**JOB**
Locate the lines of the listing below that hold "title", then copy each of them.

= = = = = = =

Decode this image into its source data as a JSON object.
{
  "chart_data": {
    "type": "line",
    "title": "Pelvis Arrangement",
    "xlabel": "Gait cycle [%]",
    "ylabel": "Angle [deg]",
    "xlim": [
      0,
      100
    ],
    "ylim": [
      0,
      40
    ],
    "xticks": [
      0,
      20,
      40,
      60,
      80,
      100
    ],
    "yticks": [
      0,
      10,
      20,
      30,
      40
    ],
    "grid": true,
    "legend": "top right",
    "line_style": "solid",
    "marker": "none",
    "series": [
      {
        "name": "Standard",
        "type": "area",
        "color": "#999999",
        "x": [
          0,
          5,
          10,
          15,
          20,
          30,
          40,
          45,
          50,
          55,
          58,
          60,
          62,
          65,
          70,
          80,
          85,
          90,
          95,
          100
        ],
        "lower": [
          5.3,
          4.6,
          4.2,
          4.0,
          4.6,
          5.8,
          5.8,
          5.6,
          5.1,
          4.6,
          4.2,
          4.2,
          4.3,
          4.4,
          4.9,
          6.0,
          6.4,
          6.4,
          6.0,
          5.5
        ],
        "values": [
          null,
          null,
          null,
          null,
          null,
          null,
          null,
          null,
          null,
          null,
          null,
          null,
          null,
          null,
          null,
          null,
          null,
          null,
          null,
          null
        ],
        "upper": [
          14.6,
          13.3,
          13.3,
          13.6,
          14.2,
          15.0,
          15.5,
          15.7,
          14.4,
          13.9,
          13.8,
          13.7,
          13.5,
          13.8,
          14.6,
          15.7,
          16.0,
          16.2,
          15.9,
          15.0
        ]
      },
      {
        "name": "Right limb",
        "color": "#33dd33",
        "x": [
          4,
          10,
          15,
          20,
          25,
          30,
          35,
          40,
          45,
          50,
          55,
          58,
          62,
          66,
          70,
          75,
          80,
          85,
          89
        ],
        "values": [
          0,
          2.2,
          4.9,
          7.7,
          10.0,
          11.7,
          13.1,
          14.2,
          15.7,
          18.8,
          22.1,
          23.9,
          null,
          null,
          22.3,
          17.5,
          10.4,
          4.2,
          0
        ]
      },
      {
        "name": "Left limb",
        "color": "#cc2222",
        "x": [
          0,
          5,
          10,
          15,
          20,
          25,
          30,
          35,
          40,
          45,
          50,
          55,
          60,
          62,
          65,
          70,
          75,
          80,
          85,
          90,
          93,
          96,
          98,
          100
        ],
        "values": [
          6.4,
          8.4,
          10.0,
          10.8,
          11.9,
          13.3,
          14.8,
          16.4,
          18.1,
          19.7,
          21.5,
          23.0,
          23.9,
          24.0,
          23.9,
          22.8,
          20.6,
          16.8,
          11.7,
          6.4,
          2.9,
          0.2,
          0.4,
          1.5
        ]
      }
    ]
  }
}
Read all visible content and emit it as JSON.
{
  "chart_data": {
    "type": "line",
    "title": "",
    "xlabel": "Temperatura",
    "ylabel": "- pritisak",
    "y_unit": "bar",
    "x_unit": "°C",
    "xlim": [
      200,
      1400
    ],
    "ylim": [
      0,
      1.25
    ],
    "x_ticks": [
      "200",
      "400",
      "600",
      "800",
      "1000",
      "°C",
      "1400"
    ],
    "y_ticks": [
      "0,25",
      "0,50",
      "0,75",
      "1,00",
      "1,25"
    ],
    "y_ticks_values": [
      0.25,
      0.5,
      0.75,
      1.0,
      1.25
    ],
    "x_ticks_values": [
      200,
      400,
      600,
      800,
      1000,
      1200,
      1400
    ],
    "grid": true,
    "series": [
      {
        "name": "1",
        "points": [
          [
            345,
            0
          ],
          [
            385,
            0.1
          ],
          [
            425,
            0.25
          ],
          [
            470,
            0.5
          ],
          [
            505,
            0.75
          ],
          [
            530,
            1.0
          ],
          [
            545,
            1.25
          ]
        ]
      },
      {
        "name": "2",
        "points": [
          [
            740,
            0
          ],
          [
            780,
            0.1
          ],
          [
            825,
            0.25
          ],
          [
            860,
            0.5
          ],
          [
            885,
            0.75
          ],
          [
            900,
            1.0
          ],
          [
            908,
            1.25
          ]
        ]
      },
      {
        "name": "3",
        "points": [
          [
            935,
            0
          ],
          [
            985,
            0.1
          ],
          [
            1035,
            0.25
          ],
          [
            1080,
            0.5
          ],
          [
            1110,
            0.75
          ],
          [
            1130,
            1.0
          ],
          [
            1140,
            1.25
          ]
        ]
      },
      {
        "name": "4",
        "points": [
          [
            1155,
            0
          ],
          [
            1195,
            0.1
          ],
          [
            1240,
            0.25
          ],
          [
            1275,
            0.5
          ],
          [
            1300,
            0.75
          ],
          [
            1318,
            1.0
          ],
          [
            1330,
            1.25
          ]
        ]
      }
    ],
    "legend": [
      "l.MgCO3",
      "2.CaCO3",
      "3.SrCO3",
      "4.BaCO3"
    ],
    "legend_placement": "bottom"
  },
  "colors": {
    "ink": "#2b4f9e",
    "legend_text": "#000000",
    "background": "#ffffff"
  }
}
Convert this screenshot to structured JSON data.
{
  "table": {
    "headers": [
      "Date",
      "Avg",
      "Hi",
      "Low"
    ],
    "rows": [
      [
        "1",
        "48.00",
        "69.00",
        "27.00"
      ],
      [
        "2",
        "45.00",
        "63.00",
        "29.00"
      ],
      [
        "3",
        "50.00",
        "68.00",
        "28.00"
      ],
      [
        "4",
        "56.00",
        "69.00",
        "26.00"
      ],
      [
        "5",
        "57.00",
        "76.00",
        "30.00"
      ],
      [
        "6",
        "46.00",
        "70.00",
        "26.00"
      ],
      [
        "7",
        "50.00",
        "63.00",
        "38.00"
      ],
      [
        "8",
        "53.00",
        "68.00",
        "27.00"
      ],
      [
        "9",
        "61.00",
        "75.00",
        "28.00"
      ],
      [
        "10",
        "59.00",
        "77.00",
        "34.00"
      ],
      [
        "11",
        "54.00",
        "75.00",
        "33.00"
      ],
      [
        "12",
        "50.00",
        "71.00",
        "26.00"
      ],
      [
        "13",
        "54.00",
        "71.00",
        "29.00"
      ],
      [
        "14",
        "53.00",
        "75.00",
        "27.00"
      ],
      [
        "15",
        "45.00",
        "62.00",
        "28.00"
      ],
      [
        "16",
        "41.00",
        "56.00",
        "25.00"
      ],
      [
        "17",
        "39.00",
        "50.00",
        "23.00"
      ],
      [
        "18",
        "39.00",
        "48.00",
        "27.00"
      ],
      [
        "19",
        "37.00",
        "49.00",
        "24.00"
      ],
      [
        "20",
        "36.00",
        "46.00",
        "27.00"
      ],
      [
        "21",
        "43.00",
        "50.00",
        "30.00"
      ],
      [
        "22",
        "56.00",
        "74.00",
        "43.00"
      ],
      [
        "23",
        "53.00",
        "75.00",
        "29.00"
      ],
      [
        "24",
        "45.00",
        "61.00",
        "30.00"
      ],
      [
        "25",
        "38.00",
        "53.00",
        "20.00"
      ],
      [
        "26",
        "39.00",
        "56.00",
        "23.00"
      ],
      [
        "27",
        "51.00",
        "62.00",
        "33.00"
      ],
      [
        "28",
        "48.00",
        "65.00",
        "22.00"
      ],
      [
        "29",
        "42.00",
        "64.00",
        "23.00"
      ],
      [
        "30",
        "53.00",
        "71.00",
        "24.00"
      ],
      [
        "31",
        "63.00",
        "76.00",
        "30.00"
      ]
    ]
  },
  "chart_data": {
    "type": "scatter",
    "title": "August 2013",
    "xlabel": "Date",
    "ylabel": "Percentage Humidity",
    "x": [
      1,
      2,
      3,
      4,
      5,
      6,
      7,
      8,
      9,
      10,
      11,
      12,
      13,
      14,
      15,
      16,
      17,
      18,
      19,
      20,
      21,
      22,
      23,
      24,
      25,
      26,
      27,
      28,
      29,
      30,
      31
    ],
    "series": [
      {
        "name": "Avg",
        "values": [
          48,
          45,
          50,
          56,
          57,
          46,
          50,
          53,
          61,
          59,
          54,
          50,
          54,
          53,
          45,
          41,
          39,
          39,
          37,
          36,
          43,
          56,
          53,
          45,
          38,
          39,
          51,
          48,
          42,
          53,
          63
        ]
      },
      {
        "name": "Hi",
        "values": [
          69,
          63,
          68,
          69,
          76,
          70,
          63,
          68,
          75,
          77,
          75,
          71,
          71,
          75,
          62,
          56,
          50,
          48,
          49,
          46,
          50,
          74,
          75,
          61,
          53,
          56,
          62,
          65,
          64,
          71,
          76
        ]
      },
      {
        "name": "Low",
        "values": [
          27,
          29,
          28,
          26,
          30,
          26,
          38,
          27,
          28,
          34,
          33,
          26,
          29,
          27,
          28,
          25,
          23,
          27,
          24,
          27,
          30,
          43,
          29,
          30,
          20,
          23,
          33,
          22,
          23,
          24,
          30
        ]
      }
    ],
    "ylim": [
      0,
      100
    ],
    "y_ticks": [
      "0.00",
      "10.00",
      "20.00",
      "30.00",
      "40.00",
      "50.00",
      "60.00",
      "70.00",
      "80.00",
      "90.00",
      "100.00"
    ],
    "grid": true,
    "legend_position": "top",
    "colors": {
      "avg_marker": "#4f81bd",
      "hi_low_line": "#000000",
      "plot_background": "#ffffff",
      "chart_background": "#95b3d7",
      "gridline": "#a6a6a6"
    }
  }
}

= = = = = = =

**EXERCISE RESPONSE**
    "title": "Pelvis Arrangement",
    "title": "",
    "title": "August 2013",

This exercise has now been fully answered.